> WHAT YOU WILL DO
Here are some records. Copy each one exactly.

> SOURCE DATA
• • • •

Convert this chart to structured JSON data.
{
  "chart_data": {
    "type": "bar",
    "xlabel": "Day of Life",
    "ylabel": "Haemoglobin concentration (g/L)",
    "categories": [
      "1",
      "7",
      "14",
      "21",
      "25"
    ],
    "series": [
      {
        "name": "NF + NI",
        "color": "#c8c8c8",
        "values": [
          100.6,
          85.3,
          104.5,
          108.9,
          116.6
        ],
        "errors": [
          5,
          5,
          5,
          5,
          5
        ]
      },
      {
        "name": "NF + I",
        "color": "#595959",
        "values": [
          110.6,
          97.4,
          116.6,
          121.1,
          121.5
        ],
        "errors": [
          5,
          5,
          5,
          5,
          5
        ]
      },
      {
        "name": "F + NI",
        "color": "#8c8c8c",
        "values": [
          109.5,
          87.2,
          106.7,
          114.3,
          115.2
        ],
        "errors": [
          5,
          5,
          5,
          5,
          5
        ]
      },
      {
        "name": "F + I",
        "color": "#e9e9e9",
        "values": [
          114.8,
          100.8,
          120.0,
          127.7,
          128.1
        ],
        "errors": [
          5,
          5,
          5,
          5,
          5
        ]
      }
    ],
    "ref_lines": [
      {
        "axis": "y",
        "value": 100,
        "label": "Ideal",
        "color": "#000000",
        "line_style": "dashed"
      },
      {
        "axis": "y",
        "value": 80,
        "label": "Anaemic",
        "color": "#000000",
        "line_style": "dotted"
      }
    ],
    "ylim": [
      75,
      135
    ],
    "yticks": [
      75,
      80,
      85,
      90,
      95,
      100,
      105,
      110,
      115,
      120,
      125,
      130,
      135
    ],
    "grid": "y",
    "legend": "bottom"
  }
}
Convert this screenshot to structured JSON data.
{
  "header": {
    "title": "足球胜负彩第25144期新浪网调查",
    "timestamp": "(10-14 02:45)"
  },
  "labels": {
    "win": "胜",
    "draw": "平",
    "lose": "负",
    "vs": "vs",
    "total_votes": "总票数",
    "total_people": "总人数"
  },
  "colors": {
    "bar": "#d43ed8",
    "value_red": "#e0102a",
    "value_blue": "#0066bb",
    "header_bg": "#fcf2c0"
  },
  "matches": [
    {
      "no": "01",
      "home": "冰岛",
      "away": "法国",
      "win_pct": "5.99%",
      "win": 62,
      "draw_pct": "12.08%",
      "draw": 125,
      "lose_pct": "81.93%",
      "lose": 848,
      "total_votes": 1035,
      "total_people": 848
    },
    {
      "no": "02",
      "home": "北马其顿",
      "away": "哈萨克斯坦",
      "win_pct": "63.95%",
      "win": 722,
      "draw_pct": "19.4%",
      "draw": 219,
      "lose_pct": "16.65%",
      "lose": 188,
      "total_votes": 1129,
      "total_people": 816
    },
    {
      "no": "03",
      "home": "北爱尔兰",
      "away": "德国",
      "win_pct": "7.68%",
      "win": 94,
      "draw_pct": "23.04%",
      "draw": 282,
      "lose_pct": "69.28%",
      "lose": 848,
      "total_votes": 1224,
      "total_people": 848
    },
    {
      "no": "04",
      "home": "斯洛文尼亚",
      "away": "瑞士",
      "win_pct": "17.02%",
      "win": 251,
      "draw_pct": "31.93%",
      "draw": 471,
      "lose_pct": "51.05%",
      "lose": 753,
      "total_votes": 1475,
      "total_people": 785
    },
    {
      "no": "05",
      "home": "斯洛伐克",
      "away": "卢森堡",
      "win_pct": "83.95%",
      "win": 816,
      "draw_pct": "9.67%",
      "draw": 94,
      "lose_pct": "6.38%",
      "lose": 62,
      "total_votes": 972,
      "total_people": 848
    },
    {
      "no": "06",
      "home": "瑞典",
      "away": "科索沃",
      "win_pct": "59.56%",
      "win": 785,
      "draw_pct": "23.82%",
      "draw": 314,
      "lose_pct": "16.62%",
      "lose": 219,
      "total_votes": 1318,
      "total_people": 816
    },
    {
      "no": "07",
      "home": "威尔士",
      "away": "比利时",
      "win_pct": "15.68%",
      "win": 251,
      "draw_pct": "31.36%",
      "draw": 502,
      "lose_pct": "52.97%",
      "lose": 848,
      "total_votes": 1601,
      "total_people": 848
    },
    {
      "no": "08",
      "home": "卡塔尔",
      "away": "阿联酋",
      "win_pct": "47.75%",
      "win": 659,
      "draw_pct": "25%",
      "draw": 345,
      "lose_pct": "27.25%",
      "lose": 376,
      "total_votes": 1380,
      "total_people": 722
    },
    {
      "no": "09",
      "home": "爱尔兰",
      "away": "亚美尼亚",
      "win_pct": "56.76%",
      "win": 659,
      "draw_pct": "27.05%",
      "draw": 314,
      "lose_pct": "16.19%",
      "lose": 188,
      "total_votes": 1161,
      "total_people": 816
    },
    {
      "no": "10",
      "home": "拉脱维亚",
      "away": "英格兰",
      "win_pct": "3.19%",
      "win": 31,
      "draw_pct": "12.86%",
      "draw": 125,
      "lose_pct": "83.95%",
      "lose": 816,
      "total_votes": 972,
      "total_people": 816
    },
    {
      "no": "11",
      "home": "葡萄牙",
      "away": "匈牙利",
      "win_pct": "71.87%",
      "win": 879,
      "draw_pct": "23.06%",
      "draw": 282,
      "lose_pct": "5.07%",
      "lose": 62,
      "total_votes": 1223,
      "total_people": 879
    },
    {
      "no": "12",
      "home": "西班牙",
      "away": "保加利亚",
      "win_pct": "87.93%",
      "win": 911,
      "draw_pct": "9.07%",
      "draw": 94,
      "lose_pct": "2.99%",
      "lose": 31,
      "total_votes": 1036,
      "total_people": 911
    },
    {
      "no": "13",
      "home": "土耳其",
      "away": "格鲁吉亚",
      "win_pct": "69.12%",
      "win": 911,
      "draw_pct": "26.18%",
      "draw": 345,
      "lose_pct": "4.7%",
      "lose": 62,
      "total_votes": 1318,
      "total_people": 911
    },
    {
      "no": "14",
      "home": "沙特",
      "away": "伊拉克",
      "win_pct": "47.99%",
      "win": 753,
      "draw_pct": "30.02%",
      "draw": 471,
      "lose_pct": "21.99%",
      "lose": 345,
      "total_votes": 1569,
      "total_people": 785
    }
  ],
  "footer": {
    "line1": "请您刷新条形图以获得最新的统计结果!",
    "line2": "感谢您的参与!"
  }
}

• • • •

> RESULT BELOW
Convert this chart to structured JSON data.
{
  "chart_data": {
    "type": "bar",
    "xlabel": "Day of Life",
    "ylabel": "Haemoglobin concentration (g/L)",
    "categories": [
      "1",
      "7",
      "14",
      "21",
      "25"
    ],
    "series": [
      {
        "name": "NF + NI",
        "color": "#c8c8c8",
        "values": [
          100.6,
          85.3,
          104.5,
          108.9,
          116.6
        ],
        "errors": [
          5,
          5,
          5,
          5,
          5
        ]
      },
      {
        "name": "NF + I",
        "color": "#595959",
        "values": [
          110.6,
          97.4,
          116.6,
          121.1,
          121.5
        ],
        "errors": [
          5,
          5,
          5,
          5,
          5
        ]
      },
      {
        "name": "F + NI",
        "color": "#8c8c8c",
        "values": [
          109.5,
          87.2,
          106.7,
          114.3,
          115.2
        ],
        "errors": [
          5,
          5,
          5,
          5,
          5
        ]
      },
      {
        "name": "F + I",
        "color": "#e9e9e9",
        "values": [
          114.8,
          100.8,
          120.0,
          127.7,
          128.1
        ],
        "errors": [
          5,
          5,
          5,
          5,
          5
        ]
      }
    ],
    "ref_lines": [
      {
        "axis": "y",
        "value": 100,
        "label": "Ideal",
        "color": "#000000",
        "line_style": "dashed"
      },
      {
        "axis": "y",
        "value": 80,
        "label": "Anaemic",
        "color": "#000000",
        "line_style": "dotted"
      }
    ],
    "ylim": [
      75,
      135
    ],
    "yticks": [
      75,
      80,
      85,
      90,
      95,
      100,
      105,
      110,
      115,
      120,
      125,
      130,
      135
    ],
    "grid": "y",
    "legend": "bottom"
  }
}
Convert this screenshot to structured JSON data.
{
  "header": {
    "title": "足球胜负彩第25144期新浪网调查",
    "timestamp": "(10-14 02:45)"
  },
  "labels": {
    "win": "胜",
    "draw": "平",
    "lose": "负",
    "vs": "vs",
    "total_votes": "总票数",
    "total_people": "总人数"
  },
  "colors": {
    "bar": "#d43ed8",
    "value_red": "#e0102a",
    "value_blue": "#0066bb",
    "header_bg": "#fcf2c0"
  },
  "matches": [
    {
      "no": "01",
      "home": "冰岛",
      "away": "法国",
      "win_pct": "5.99%",
      "win": 62,
      "draw_pct": "12.08%",
      "draw": 125,
      "lose_pct": "81.93%",
      "lose": 848,
      "total_votes": 1035,
      "total_people": 848
    },
    {
      "no": "02",
      "home": "北马其顿",
      "away": "哈萨克斯坦",
      "win_pct": "63.95%",
      "win": 722,
      "draw_pct": "19.4%",
      "draw": 219,
      "lose_pct": "16.65%",
      "lose": 188,
      "total_votes": 1129,
      "total_people": 816
    },
    {
      "no": "03",
      "home": "北爱尔兰",
      "away": "德国",
      "win_pct": "7.68%",
      "win": 94,
      "draw_pct": "23.04%",
      "draw": 282,
      "lose_pct": "69.28%",
      "lose": 848,
      "total_votes": 1224,
      "total_people": 848
    },
    {
      "no": "04",
      "home": "斯洛文尼亚",
      "away": "瑞士",
      "win_pct": "17.02%",
      "win": 251,
      "draw_pct": "31.93%",
      "draw": 471,
      "lose_pct": "51.05%",
      "lose": 753,
      "total_votes": 1475,
      "total_people": 785
    },
    {
      "no": "05",
      "home": "斯洛伐克",
      "away": "卢森堡",
      "win_pct": "83.95%",
      "win": 816,
      "draw_pct": "9.67%",
      "draw": 94,
      "lose_pct": "6.38%",
      "lose": 62,
      "total_votes": 972,
      "total_people": 848
    },
    {
      "no": "06",
      "home": "瑞典",
      "away": "科索沃",
      "win_pct": "59.56%",
      "win": 785,
      "draw_pct": "23.82%",
      "draw": 314,
      "lose_pct": "16.62%",
      "lose": 219,
      "total_votes": 1318,
      "total_people": 816
    },
    {
      "no": "07",
      "home": "威尔士",
      "away": "比利时",
      "win_pct": "15.68%",
      "win": 251,
      "draw_pct": "31.36%",
      "draw": 502,
      "lose_pct": "52.97%",
      "lose": 848,
      "total_votes": 1601,
      "total_people": 848
    },
    {
      "no": "08",
      "home": "卡塔尔",
      "away": "阿联酋",
      "win_pct": "47.75%",
      "win": 659,
      "draw_pct": "25%",
      "draw": 345,
      "lose_pct": "27.25%",
      "lose": 376,
      "total_votes": 1380,
      "total_people": 722
    },
    {
      "no": "09",
      "home": "爱尔兰",
      "away": "亚美尼亚",
      "win_pct": "56.76%",
      "win": 659,
      "draw_pct": "27.05%",
      "draw": 314,
      "lose_pct": "16.19%",
      "lose": 188,
      "total_votes": 1161,
      "total_people": 816
    },
    {
      "no": "10",
      "home": "拉脱维亚",
      "away": "英格兰",
      "win_pct": "3.19%",
      "win": 31,
      "draw_pct": "12.86%",
      "draw": 125,
      "lose_pct": "83.95%",
      "lose": 816,
      "total_votes": 972,
      "total_people": 816
    },
    {
      "no": "11",
      "home": "葡萄牙",
      "away": "匈牙利",
      "win_pct": "71.87%",
      "win": 879,
      "draw_pct": "23.06%",
      "draw": 282,
      "lose_pct": "5.07%",
      "lose": 62,
      "total_votes": 1223,
      "total_people": 879
    },
    {
      "no": "12",
      "home": "西班牙",
      "away": "保加利亚",
      "win_pct": "87.93%",
      "win": 911,
      "draw_pct": "9.07%",
      "draw": 94,
      "lose_pct": "2.99%",
      "lose": 31,
      "total_votes": 1036,
      "total_people": 911
    },
    {
      "no": "13",
      "home": "土耳其",
      "away": "格鲁吉亚",
      "win_pct": "69.12%",
      "win": 911,
      "draw_pct": "26.18%",
      "draw": 345,
      "lose_pct": "4.7%",
      "lose": 62,
      "total_votes": 1318,
      "total_people": 911
    },
    {
      "no": "14",
      "home": "沙特",
      "away": "伊拉克",
      "win_pct": "47.99%",
      "win": 753,
      "draw_pct": "30.02%",
      "draw": 471,
      "lose_pct": "21.99%",
      "lose": 345,
      "total_votes": 1569,
      "total_people": 785
    }
  ],
  "footer": {
    "line1": "请您刷新条形图以获得最新的统计结果!",
    "line2": "感谢您的参与!"
  }
}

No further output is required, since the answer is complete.